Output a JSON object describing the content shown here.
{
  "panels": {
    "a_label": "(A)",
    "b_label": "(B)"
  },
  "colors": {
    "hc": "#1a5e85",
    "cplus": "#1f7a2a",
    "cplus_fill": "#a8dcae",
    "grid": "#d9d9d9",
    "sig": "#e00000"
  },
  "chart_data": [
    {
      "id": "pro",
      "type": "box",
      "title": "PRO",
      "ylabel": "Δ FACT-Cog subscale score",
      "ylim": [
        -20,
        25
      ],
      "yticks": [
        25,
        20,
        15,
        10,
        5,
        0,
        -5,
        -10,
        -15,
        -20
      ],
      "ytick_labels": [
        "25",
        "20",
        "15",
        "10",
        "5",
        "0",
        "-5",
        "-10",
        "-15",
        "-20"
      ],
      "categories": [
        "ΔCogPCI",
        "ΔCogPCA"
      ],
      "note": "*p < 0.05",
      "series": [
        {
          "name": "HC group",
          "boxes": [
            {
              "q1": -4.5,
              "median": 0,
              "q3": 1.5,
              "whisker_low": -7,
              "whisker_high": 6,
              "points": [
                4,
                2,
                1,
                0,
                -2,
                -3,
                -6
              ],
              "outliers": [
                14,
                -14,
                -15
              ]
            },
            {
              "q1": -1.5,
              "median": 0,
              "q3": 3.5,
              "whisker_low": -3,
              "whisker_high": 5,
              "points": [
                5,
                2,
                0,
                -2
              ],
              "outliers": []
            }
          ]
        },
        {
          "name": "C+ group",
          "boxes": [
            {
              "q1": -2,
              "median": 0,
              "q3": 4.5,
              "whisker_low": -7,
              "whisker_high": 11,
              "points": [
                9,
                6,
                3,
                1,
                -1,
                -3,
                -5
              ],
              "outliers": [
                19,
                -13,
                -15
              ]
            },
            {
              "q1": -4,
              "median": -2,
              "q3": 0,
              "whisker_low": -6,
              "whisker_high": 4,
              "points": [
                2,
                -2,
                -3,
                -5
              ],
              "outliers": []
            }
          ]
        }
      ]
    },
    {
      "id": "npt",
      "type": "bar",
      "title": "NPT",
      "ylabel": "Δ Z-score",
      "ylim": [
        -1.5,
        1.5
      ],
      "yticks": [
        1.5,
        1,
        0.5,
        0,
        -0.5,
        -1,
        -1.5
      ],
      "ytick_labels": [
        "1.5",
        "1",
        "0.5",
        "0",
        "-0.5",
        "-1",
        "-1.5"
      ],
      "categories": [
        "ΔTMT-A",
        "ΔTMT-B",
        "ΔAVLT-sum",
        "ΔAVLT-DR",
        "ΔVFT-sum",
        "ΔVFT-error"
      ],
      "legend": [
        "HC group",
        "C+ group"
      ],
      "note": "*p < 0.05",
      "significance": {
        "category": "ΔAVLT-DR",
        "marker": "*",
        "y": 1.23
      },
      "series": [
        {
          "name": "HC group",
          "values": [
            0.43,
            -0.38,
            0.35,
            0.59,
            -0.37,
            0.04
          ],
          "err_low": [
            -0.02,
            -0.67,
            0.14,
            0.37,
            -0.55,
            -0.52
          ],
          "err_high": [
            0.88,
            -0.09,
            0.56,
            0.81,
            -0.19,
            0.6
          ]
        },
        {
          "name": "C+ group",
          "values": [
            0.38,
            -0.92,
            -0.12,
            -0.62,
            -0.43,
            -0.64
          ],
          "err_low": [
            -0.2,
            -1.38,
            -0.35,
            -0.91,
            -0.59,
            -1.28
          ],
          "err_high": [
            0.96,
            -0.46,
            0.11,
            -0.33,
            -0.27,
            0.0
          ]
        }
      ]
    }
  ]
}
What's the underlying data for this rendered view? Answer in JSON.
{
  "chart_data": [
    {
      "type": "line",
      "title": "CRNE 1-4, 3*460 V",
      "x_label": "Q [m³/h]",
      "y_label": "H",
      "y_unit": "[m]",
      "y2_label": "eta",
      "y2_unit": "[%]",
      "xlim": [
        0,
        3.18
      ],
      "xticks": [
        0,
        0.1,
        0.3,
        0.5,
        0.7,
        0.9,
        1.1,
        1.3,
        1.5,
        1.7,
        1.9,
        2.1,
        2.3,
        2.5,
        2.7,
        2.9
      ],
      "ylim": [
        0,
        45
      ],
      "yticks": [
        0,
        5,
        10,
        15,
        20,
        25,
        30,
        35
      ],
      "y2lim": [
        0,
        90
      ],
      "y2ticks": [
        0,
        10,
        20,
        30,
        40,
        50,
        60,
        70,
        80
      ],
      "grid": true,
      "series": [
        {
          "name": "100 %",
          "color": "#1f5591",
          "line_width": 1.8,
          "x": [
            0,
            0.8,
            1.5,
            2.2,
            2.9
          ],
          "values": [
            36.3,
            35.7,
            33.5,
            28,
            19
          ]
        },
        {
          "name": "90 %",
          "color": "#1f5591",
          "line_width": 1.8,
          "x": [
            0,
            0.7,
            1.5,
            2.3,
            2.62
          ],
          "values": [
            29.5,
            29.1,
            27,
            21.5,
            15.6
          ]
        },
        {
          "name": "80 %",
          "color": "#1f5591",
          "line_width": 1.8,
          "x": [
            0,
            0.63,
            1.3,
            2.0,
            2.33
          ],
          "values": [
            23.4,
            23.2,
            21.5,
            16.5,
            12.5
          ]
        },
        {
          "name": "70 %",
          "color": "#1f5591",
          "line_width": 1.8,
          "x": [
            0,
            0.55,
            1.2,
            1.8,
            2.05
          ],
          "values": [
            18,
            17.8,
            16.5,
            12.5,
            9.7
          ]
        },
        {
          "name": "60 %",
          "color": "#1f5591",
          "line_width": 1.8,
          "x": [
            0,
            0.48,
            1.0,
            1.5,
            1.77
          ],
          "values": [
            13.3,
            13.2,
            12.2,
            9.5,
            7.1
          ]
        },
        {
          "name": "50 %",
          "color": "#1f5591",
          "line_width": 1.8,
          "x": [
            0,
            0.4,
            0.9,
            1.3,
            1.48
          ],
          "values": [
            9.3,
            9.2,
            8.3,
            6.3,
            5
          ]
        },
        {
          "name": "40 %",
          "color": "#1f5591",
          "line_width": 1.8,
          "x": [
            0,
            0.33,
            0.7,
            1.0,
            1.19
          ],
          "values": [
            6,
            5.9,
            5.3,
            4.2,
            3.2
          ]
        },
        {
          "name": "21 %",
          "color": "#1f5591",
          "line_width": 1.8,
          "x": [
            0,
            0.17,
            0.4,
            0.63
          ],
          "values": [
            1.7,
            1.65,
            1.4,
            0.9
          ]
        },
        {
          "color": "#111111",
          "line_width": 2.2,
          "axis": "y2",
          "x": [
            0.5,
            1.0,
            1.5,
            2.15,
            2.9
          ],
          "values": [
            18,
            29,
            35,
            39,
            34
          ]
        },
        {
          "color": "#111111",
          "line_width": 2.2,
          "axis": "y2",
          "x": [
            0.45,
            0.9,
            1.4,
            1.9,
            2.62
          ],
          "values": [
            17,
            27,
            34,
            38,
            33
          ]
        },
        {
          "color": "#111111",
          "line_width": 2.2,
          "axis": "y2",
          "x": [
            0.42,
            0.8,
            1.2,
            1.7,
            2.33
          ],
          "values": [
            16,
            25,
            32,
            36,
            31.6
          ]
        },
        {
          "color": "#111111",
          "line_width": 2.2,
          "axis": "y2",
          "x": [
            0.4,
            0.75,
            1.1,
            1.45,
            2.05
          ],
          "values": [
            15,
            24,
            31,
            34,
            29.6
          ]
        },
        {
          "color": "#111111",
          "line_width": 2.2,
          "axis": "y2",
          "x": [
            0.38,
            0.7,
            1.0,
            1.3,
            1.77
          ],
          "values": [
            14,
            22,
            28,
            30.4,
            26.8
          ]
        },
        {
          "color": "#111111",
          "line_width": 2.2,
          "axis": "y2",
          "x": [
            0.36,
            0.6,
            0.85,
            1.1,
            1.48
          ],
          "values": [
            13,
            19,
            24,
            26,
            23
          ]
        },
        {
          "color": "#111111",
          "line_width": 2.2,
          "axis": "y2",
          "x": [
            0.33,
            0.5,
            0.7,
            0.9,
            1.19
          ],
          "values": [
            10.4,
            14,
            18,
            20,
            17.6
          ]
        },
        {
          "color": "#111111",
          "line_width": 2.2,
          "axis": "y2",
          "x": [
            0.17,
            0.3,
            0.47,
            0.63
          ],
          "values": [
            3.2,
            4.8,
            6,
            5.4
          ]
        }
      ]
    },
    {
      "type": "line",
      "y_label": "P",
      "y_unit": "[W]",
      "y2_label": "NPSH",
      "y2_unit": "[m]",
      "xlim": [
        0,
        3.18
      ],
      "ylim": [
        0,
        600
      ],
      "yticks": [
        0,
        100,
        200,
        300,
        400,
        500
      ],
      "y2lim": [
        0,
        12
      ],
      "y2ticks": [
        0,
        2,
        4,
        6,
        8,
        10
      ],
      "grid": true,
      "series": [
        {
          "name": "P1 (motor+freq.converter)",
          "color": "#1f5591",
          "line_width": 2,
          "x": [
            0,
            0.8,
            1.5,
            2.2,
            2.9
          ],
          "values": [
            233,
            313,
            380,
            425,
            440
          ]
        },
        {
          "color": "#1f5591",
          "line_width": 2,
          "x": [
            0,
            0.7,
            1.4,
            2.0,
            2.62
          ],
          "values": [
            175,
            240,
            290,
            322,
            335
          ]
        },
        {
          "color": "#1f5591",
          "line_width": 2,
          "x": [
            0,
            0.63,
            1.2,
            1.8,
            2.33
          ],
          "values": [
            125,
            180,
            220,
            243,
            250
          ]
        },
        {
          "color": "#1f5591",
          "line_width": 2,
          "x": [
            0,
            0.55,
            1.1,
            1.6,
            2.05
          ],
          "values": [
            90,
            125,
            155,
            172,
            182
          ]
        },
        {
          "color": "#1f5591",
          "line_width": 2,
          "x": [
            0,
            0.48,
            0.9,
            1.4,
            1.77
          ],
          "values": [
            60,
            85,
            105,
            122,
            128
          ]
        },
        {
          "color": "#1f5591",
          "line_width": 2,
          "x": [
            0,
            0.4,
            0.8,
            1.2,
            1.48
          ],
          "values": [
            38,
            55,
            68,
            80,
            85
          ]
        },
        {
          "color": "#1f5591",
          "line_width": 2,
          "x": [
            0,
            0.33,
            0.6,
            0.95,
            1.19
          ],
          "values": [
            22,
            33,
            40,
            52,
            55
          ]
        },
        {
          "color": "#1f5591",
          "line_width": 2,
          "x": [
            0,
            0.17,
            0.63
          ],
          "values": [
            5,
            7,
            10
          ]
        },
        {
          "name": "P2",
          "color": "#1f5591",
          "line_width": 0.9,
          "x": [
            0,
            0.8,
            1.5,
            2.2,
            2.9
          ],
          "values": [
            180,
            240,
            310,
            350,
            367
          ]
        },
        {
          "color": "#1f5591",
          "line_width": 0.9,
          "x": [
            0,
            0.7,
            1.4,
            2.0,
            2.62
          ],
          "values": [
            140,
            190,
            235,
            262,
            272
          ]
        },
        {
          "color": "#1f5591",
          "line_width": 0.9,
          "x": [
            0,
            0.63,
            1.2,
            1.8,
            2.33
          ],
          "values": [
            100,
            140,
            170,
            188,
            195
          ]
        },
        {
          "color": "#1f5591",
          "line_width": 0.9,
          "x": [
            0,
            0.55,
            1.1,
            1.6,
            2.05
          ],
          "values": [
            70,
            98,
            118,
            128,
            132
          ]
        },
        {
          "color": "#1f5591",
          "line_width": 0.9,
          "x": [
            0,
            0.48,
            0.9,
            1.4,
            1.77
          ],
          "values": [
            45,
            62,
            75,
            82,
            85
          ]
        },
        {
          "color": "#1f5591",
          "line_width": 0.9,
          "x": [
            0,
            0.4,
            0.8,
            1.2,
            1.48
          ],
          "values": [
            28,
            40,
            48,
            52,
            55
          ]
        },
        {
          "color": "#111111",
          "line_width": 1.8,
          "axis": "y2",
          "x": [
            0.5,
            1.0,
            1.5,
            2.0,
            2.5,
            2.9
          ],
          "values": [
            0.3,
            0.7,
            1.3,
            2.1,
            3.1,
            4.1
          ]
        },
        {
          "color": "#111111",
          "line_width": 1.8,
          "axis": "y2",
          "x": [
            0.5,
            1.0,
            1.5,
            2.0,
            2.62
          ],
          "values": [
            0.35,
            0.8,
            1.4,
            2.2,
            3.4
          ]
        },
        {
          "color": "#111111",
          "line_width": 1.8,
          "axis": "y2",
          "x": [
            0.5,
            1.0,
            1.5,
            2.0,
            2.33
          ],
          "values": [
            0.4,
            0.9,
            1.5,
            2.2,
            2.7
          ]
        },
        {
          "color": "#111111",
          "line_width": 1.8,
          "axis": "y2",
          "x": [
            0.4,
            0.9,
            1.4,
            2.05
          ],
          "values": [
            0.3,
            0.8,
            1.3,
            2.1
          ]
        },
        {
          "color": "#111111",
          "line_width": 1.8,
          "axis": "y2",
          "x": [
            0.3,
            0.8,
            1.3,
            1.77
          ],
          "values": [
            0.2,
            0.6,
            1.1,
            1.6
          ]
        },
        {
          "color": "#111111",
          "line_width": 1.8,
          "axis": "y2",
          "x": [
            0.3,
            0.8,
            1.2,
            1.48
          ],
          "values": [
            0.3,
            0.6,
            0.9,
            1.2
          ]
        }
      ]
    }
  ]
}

:::

* **What you will do**
From the listing above, copy every line that holds the string "type".

* **Problem solution**
      "type": "box",
      "type": "bar",
      "type": "line",
      "type": "line",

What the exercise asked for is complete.